(Items listed in a dataset)

------------------------------------------------------------------------

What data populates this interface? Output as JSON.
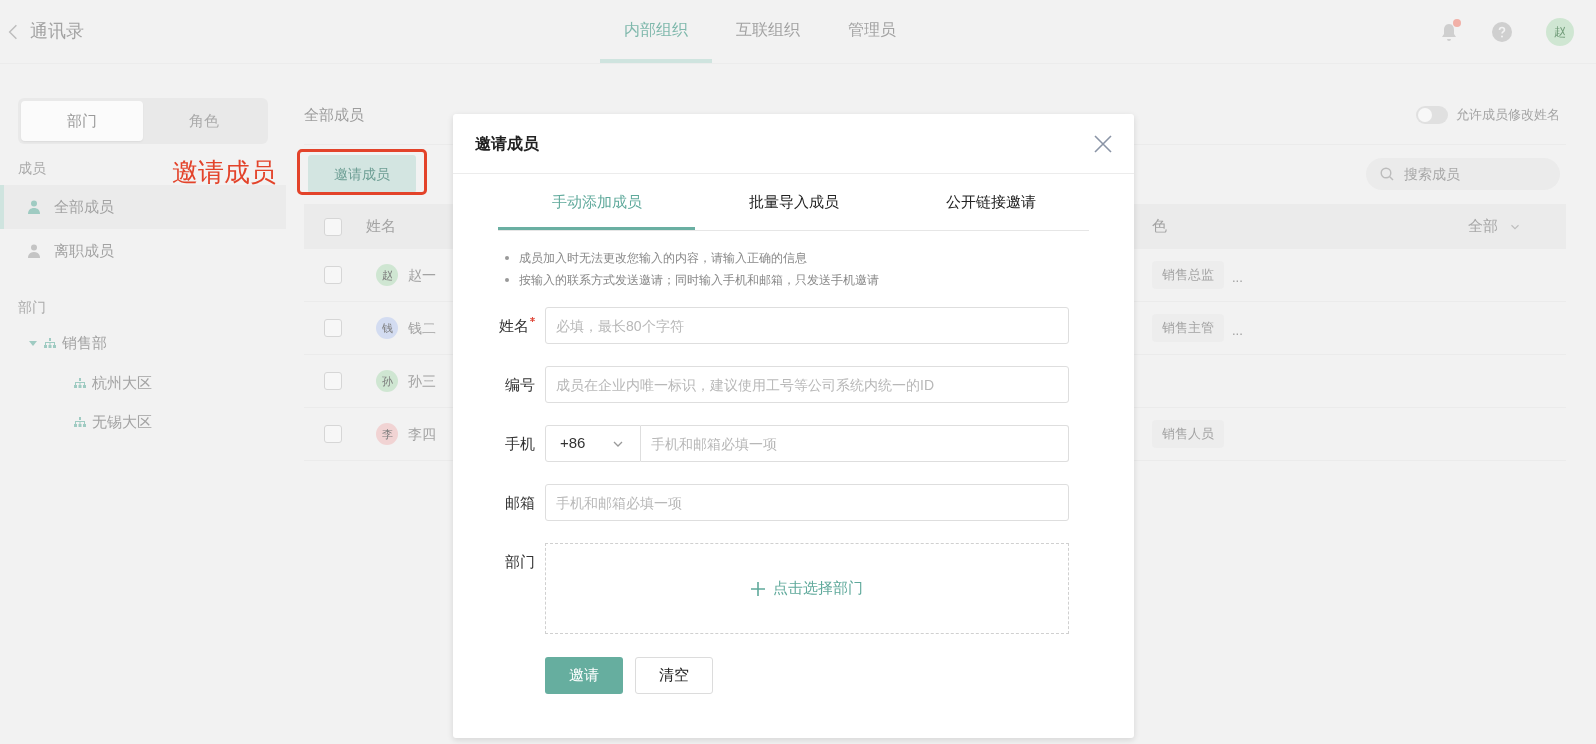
{
  "top_bar": {
    "back_label": "通讯录",
    "tabs": [
      {
        "label": "内部组织",
        "selected": true
      },
      {
        "label": "互联组织",
        "selected": false
      },
      {
        "label": "管理员",
        "selected": false
      }
    ],
    "unread": true,
    "avatar": "赵"
  },
  "sidebar": {
    "segments": [
      {
        "label": "部门",
        "selected": true
      },
      {
        "label": "角色",
        "selected": false
      }
    ],
    "members_heading": "成员",
    "member_items": [
      {
        "label": "全部成员",
        "selected": true
      },
      {
        "label": "离职成员",
        "selected": false
      }
    ],
    "departments_heading": "部门",
    "departments": [
      {
        "label": "销售部",
        "expanded": true,
        "children": [
          {
            "label": "杭州大区"
          },
          {
            "label": "无锡大区"
          }
        ]
      }
    ]
  },
  "main": {
    "title": "全部成员",
    "allow_rename": {
      "label": "允许成员修改姓名",
      "on": false
    },
    "invite_button": "邀请成员",
    "search": {
      "placeholder": "搜索成员"
    },
    "table": {
      "header_checked": false,
      "name_column": "姓名",
      "role_column": "色",
      "role_filter": "全部",
      "rows": [
        {
          "checked": false,
          "avatar": "赵",
          "color": "#cfe6d2",
          "name": "赵一",
          "role": "销售总监",
          "more": "..."
        },
        {
          "checked": false,
          "avatar": "钱",
          "color": "#d3dcf1",
          "name": "钱二",
          "role": "销售主管",
          "more": "..."
        },
        {
          "checked": false,
          "avatar": "孙",
          "color": "#cfe6d2",
          "name": "孙三"
        },
        {
          "checked": false,
          "avatar": "李",
          "color": "#f1d3d3",
          "name": "李四",
          "role": "销售人员"
        }
      ]
    }
  },
  "annotation": {
    "label": "邀请成员"
  },
  "dialog": {
    "title": "邀请成员",
    "tabs": [
      {
        "label": "手动添加成员",
        "selected": true
      },
      {
        "label": "批量导入成员",
        "selected": false
      },
      {
        "label": "公开链接邀请",
        "selected": false
      }
    ],
    "notes": [
      "成员加入时无法更改您输入的内容，请输入正确的信息",
      "按输入的联系方式发送邀请；同时输入手机和邮箱，只发送手机邀请"
    ],
    "fields": [
      {
        "kind": "text",
        "label": "姓名",
        "required": true,
        "placeholder": "必填，最长80个字符"
      },
      {
        "kind": "text",
        "label": "编号",
        "required": false,
        "placeholder": "成员在企业内唯一标识，建议使用工号等公司系统内统一的ID"
      },
      {
        "kind": "phone",
        "label": "手机",
        "required": false,
        "code": "+86",
        "placeholder": "手机和邮箱必填一项"
      },
      {
        "kind": "text",
        "label": "邮箱",
        "required": false,
        "placeholder": "手机和邮箱必填一项"
      },
      {
        "kind": "picker",
        "label": "部门",
        "required": false,
        "action": "点击选择部门"
      }
    ],
    "buttons": [
      {
        "kind": "primary",
        "label": "邀请"
      },
      {
        "kind": "secondary",
        "label": "清空"
      }
    ]
  }
}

------------------------------------------------------------------------

__THE TASK__
The records above need to be given again exactly. Omit the pictures.

__THE COMPLETED TASK__
What data populates this interface? Output as JSON.
{
  "top_bar": {
    "back_label": "通讯录",
    "tabs": [
      {
        "label": "内部组织",
        "selected": true
      },
      {
        "label": "互联组织",
        "selected": false
      },
      {
        "label": "管理员",
        "selected": false
      }
    ],
    "unread": true,
    "avatar": "赵"
  },
  "sidebar": {
    "segments": [
      {
        "label": "部门",
        "selected": true
      },
      {
        "label": "角色",
        "selected": false
      }
    ],
    "members_heading": "成员",
    "member_items": [
      {
        "label": "全部成员",
        "selected": true
      },
      {
        "label": "离职成员",
        "selected": false
      }
    ],
    "departments_heading": "部门",
    "departments": [
      {
        "label": "销售部",
        "expanded": true,
        "children": [
          {
            "label": "杭州大区"
          },
          {
            "label": "无锡大区"
          }
        ]
      }
    ]
  },
  "main": {
    "title": "全部成员",
    "allow_rename": {
      "label": "允许成员修改姓名",
      "on": false
    },
    "invite_button": "邀请成员",
    "search": {
      "placeholder": "搜索成员"
    },
    "table": {
      "header_checked": false,
      "name_column": "姓名",
      "role_column": "色",
      "role_filter": "全部",
      "rows": [
        {
          "checked": false,
          "avatar": "赵",
          "color": "#cfe6d2",
          "name": "赵一",
          "role": "销售总监",
          "more": "..."
        },
        {
          "checked": false,
          "avatar": "钱",
          "color": "#d3dcf1",
          "name": "钱二",
          "role": "销售主管",
          "more": "..."
        },
        {
          "checked": false,
          "avatar": "孙",
          "color": "#cfe6d2",
          "name": "孙三"
        },
        {
          "checked": false,
          "avatar": "李",
          "color": "#f1d3d3",
          "name": "李四",
          "role": "销售人员"
        }
      ]
    }
  },
  "annotation": {
    "label": "邀请成员"
  },
  "dialog": {
    "title": "邀请成员",
    "tabs": [
      {
        "label": "手动添加成员",
        "selected": true
      },
      {
        "label": "批量导入成员",
        "selected": false
      },
      {
        "label": "公开链接邀请",
        "selected": false
      }
    ],
    "notes": [
      "成员加入时无法更改您输入的内容，请输入正确的信息",
      "按输入的联系方式发送邀请；同时输入手机和邮箱，只发送手机邀请"
    ],
    "fields": [
      {
        "kind": "text",
        "label": "姓名",
        "required": true,
        "placeholder": "必填，最长80个字符"
      },
      {
        "kind": "text",
        "label": "编号",
        "required": false,
        "placeholder": "成员在企业内唯一标识，建议使用工号等公司系统内统一的ID"
      },
      {
        "kind": "phone",
        "label": "手机",
        "required": false,
        "code": "+86",
        "placeholder": "手机和邮箱必填一项"
      },
      {
        "kind": "text",
        "label": "邮箱",
        "required": false,
        "placeholder": "手机和邮箱必填一项"
      },
      {
        "kind": "picker",
        "label": "部门",
        "required": false,
        "action": "点击选择部门"
      }
    ],
    "buttons": [
      {
        "kind": "primary",
        "label": "邀请"
      },
      {
        "kind": "secondary",
        "label": "清空"
      }
    ]
  }
}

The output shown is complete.